# [Work to complete]
Transcribe each record below word for word.

# [Recorded information]
— START —

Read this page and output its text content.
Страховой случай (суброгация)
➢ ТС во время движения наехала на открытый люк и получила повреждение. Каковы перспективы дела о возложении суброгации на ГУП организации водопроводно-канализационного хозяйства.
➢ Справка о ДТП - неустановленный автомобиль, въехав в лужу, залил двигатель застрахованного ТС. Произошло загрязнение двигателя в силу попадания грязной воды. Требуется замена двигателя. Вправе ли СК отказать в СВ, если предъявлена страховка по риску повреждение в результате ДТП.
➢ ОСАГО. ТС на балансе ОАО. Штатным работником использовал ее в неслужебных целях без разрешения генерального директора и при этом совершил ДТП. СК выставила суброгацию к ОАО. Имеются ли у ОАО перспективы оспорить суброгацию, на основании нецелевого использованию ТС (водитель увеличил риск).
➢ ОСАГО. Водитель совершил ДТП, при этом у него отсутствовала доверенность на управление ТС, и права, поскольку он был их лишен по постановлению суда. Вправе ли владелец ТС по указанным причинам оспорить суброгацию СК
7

— END —

# [Exercise response]
Read this page and output its text content.
Страховой случай (суброгация)
➢ ТС во время движения наехала на открытый люк и получила повреждение. Каковы перспективы дела о возложении суброгации на ГУП организации водопроводно-канализационного хозяйства.
➢ Справка о ДТП - неустановленный автомобиль, въехав в лужу, залил двигатель застрахованного ТС. Произошло загрязнение двигателя в силу попадания грязной воды. Требуется замена двигателя. Вправе ли СК отказать в СВ, если предъявлена страховка по риску повреждение в результате ДТП.
➢ ОСАГО. ТС на балансе ОАО. Штатным работником использовал ее в неслужебных целях без разрешения генерального директора и при этом совершил ДТП. СК выставила суброгацию к ОАО. Имеются ли у ОАО перспективы оспорить суброгацию, на основании нецелевого использованию ТС (водитель увеличил риск).
➢ ОСАГО. Водитель совершил ДТП, при этом у него отсутствовала доверенность на управление ТС, и права, поскольку он был их лишен по постановлению суда. Вправе ли владелец ТС по указанным причинам оспорить суброгацию СК
7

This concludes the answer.